[Start of DOCUMENT TEXT]

We have some mock data being returned in our Read()
method now, so let's write a test for this!
func TestReadSecret(t *testing.T) {
vc := NewMockVaultClient()
want := []string{"fakedata"}
got, _ := vc.ReadSecret("")
if !reflect.DeepEqual(want, got) {
t.Errorf("got %v but want %v", got, want)
}
}
As you can see, we are now creating a NewMockVaultClient()
instead of the actual client. Then, we are calling the method ReadSecret(path string)
, which calls out to the method Read(path string)
. This method is implemented in the Logicaler
interface and thus calls out to the mocked (mv *MockVault) Read(path string)
method instead of the actual VaultClient! Finally, we're testing that the arrays are the exact same.
If this is confusing, try implementing the same thing with TestListSecret
afterwards. Now, you can test this is working with go test --run TestReadSecret
.
Spinning up a test Vault server in Go to test Read() and List()
Let's take a step back and think about the differences between mocking and using a real Vault test client. Because we are not mocking the client, we no longer need an interface to mock out the methods. We'll still be using the real methods but calling out to a test server spun up during the testing process. Thus, we can get rid of the interface and adjust some of our code.

[End of DOCUMENT TEXT]
[Start of INFORMATION SUPPLIED]

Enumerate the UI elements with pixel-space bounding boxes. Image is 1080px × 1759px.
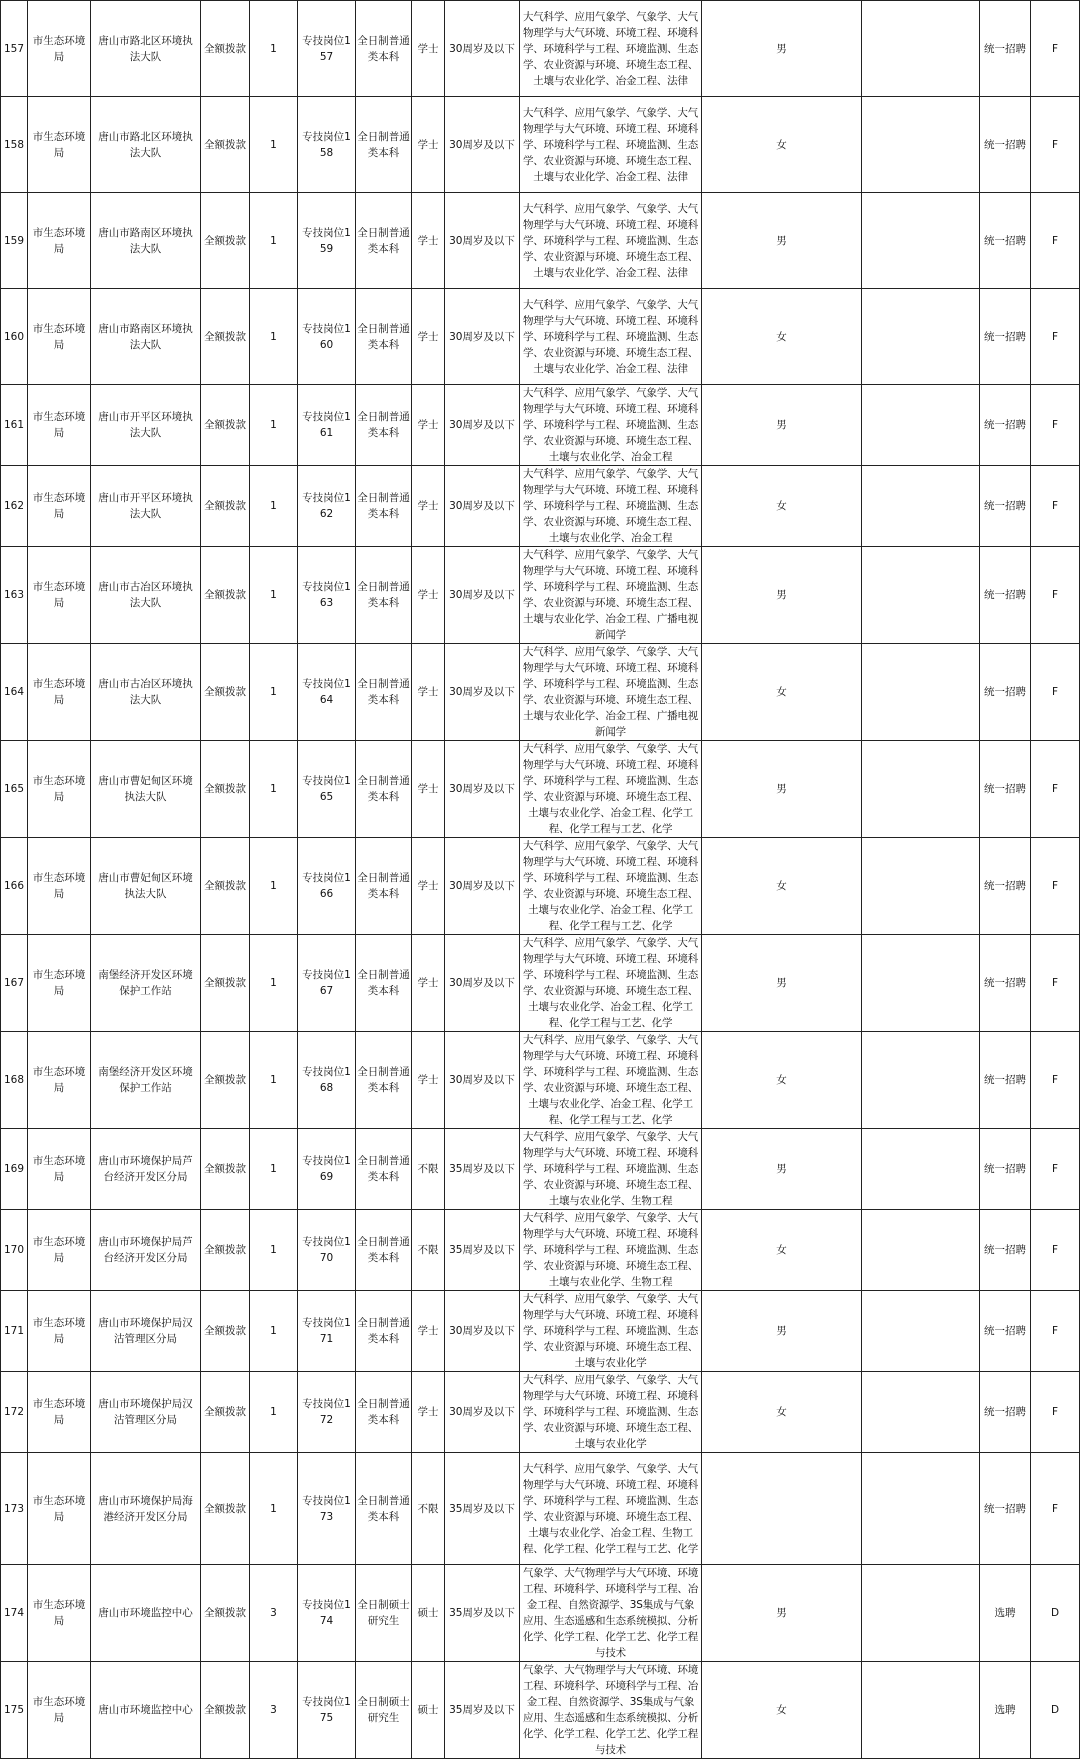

[End of INFORMATION SUPPLIED]

Extract the full tutorial text on testing Vault reads in Go, reproducing every line without alteration. The material shown above is separate from the tutorial text on testing Vault reads in Go.

◆ THE REPLY ◆
We have some mock data being returned in our Read()
method now, so let's write a test for this!
func TestReadSecret(t *testing.T) {
vc := NewMockVaultClient()
want := []string{"fakedata"}
got, _ := vc.ReadSecret("")
if !reflect.DeepEqual(want, got) {
t.Errorf("got %v but want %v", got, want)
}
}
As you can see, we are now creating a NewMockVaultClient()
instead of the actual client. Then, we are calling the method ReadSecret(path string)
, which calls out to the method Read(path string)
. This method is implemented in the Logicaler
interface and thus calls out to the mocked (mv *MockVault) Read(path string)
method instead of the actual VaultClient! Finally, we're testing that the arrays are the exact same.
If this is confusing, try implementing the same thing with TestListSecret
afterwards. Now, you can test this is working with go test --run TestReadSecret
.
Spinning up a test Vault server in Go to test Read() and List()
Let's take a step back and think about the differences between mocking and using a real Vault test client. Because we are not mocking the client, we no longer need an interface to mock out the methods. We'll still be using the real methods but calling out to a test server spun up during the testing process. Thus, we can get rid of the interface and adjust some of our code.